** Opening Extract block **

These results must be interpreted while considering certain limitations due to the cross-sectional nature of this study, carried out in students from a single Spanish faculty. Additionally, the fact that all participants were a convenience sample of nursing students implies a selection bias, which seems to suggest that students from other non-health related disciplines may have a lesser agreement between perceived normality and normal menstrual characteristics. Another limitation is that only women under the age of 25 were included, which is considered in much of the gynecological literature as young women [4
]. While this favored the homogeneity of the sample, facilitating comparison with the results of other studies, it also limits the possibility of generalizing the results towards women in other age ranges. Additionally, women with gynecological problems were excluded, although women with endocrine problems were not excluded, except those with polycystic ovary syndrome. This should be taken into account when interpreting the results, since other endocrine alterations, such as thyroid disorders, can influence menstrual characteristics [54
]. Thus, in future studies it would be interesting to collect and analyze this variable. However, this paper is a first step in identifying information gaps and encourages further research into developing menstrual health education strategies from early stages. It would also be interesting for future studies to deepen our understanding of the influence of OCP consumption by performing a sensitivity analysis.

** Closing Extract block **
** Opening Data supplied block **

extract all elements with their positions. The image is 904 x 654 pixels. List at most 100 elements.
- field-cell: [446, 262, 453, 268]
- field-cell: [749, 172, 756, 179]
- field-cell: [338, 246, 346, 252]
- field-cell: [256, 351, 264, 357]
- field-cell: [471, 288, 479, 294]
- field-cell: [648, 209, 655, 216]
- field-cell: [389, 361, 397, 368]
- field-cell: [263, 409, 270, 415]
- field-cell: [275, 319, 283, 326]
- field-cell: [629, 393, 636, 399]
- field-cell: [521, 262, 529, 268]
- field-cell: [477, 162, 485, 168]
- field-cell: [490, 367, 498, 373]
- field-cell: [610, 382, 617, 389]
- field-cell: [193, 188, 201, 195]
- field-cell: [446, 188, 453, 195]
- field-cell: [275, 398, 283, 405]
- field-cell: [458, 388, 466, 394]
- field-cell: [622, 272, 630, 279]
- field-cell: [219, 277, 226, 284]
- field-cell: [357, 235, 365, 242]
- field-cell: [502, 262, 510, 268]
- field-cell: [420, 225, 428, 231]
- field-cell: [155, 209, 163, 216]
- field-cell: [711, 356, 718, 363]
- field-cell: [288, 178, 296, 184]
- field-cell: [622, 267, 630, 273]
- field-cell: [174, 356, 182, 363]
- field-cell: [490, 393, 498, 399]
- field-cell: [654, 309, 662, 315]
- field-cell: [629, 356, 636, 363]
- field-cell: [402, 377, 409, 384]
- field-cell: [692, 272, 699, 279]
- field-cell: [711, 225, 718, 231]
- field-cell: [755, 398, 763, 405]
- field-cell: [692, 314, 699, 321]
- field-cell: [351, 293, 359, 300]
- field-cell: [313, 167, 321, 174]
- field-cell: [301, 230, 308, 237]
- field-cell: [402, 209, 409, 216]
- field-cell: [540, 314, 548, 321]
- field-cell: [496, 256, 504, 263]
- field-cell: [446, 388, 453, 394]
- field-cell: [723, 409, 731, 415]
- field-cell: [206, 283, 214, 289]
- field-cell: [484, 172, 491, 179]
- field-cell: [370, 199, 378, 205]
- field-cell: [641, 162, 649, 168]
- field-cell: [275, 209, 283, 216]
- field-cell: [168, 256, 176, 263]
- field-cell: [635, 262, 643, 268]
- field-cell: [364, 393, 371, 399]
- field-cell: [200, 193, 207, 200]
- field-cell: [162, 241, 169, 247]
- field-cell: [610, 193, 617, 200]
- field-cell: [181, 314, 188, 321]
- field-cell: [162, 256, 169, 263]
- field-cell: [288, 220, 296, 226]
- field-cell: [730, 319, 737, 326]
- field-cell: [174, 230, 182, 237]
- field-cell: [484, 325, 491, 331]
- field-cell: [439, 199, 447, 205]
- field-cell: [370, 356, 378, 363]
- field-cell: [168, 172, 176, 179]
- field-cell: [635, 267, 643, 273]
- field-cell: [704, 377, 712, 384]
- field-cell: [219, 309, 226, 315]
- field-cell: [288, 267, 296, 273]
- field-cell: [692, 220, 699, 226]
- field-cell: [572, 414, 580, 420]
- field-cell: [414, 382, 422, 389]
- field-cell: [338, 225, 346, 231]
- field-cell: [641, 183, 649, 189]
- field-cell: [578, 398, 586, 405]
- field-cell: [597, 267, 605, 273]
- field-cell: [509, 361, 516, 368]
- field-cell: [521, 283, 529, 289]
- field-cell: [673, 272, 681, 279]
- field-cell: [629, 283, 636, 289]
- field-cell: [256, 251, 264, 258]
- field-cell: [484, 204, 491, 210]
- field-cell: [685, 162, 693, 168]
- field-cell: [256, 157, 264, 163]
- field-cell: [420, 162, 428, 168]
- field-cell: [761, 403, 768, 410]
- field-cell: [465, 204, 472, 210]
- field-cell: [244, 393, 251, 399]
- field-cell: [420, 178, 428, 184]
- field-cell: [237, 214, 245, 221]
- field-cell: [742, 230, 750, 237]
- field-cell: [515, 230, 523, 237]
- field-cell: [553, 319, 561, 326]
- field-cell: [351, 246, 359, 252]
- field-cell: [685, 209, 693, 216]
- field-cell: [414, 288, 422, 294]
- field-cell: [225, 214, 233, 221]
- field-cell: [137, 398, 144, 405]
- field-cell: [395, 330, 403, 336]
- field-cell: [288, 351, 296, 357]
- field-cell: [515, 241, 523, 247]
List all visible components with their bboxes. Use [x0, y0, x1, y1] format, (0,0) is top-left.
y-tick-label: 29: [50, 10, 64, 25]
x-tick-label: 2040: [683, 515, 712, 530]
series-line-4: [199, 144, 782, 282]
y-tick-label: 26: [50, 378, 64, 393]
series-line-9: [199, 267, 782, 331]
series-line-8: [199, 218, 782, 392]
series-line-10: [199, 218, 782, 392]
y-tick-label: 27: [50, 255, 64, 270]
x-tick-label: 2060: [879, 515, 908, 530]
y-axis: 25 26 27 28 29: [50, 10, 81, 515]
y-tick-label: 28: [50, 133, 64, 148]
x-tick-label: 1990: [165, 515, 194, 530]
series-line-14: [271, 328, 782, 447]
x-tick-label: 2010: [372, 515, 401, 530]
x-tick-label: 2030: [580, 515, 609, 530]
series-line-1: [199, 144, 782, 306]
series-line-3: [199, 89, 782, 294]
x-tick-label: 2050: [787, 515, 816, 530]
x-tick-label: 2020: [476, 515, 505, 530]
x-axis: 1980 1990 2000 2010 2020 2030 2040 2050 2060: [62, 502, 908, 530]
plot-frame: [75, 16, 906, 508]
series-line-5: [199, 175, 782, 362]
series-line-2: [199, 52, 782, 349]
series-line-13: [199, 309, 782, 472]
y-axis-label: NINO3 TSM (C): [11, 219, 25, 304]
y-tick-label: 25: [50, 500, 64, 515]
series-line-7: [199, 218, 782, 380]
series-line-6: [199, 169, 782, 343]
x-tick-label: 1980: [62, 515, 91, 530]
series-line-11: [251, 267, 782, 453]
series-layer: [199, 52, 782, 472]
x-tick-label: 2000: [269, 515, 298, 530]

** Closing Data supplied block **

What to do |
Reproduce the full passage on the study's limitations word for word.

Exercise solution |
These results must be interpreted while considering certain limitations due to the cross-sectional nature of this study, carried out in students from a single Spanish faculty. Additionally, the fact that all participants were a convenience sample of nursing students implies a selection bias, which seems to suggest that students from other non-health related disciplines may have a lesser agreement between perceived normality and normal menstrual characteristics. Another limitation is that only women under the age of 25 were included, which is considered in much of the gynecological literature as young women [4
]. While this favored the homogeneity of the sample, facilitating comparison with the results of other studies, it also limits the possibility of generalizing the results towards women in other age ranges. Additionally, women with gynecological problems were excluded, although women with endocrine problems were not excluded, except those with polycystic ovary syndrome. This should be taken into account when interpreting the results, since other endocrine alterations, such as thyroid disorders, can influence menstrual characteristics [54
]. Thus, in future studies it would be interesting to collect and analyze this variable. However, this paper is a first step in identifying information gaps and encourages further research into developing menstrual health education strategies from early stages. It would also be interesting for future studies to deepen our understanding of the influence of OCP consumption by performing a sensitivity analysis.